• Requirement:
Return exactly the span of lines that opens with the line containing "What data populates" and closes with the last line of the data, inclusive.

══ Task material

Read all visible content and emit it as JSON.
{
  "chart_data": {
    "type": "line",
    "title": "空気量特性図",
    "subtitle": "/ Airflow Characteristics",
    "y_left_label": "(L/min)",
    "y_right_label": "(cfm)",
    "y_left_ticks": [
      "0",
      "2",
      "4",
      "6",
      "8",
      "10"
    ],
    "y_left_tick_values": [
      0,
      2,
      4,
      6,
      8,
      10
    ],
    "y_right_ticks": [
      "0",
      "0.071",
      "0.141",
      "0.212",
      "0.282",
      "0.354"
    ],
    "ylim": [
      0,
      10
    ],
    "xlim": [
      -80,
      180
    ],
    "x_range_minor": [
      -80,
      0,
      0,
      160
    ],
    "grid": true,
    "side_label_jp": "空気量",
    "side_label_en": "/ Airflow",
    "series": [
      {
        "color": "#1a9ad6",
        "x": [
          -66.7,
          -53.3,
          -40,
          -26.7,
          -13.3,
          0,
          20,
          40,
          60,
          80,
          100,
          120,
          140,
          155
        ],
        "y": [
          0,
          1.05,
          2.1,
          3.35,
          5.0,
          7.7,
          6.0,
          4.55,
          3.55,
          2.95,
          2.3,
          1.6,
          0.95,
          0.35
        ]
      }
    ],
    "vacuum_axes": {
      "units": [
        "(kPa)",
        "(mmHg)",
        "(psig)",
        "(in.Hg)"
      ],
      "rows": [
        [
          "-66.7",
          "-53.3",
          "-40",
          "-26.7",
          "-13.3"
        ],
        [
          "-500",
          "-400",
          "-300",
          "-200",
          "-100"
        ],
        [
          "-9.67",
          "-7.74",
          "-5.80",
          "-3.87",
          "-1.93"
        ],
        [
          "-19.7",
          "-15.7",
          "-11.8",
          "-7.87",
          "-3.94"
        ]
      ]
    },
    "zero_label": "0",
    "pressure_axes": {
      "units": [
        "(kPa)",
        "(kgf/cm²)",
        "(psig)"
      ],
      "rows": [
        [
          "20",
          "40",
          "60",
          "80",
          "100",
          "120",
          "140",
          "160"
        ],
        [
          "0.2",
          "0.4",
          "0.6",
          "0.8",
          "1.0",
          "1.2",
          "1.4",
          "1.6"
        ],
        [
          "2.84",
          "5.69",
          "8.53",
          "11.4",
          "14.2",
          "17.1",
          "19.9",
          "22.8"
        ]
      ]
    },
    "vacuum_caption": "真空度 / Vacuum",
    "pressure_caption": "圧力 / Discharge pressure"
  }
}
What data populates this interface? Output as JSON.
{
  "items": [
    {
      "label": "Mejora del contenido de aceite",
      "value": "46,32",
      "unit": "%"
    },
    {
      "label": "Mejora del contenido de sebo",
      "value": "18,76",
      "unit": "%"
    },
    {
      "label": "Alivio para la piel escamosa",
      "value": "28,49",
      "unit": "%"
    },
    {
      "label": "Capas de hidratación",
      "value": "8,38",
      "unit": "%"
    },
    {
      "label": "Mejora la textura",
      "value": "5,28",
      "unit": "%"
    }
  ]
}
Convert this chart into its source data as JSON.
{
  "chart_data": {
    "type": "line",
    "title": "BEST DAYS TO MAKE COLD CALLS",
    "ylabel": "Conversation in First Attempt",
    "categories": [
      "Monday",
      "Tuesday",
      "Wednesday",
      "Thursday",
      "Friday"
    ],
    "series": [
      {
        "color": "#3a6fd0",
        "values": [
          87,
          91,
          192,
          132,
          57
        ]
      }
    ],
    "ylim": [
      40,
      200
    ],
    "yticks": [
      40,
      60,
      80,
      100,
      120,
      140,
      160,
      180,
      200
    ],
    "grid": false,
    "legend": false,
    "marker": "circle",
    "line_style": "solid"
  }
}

════

• Response to the exercise:
What data populates this interface? Output as JSON.
{
  "items": [
    {
      "label": "Mejora del contenido de aceite",
      "value": "46,32",
      "unit": "%"
    },
    {
      "label": "Mejora del contenido de sebo",
      "value": "18,76",
      "unit": "%"
    },
    {
      "label": "Alivio para la piel escamosa",
      "value": "28,49",
      "unit": "%"
    },
    {
      "label": "Capas de hidratación",
      "value": "8,38",
      "unit": "%"
    },
    {
      "label": "Mejora la textura",
      "value": "5,28",
      "unit": "%"
    }
  ]
}
Convert this chart into its source data as JSON.
{
  "chart_data": {
    "type": "line",
    "title": "BEST DAYS TO MAKE COLD CALLS",
    "ylabel": "Conversation in First Attempt",
    "categories": [
      "Monday",
      "Tuesday",
      "Wednesday",
      "Thursday",
      "Friday"
    ],
    "series": [
      {
        "color": "#3a6fd0",
        "values": [
          87,
          91,
          192,
          132,
          57
        ]
      }
    ],
    "ylim": [
      40,
      200
    ],
    "yticks": [
      40,
      60,
      80,
      100,
      120,
      140,
      160,
      180,
      200
    ],
    "grid": false,
    "legend": false,
    "marker": "circle",
    "line_style": "solid"
  }
}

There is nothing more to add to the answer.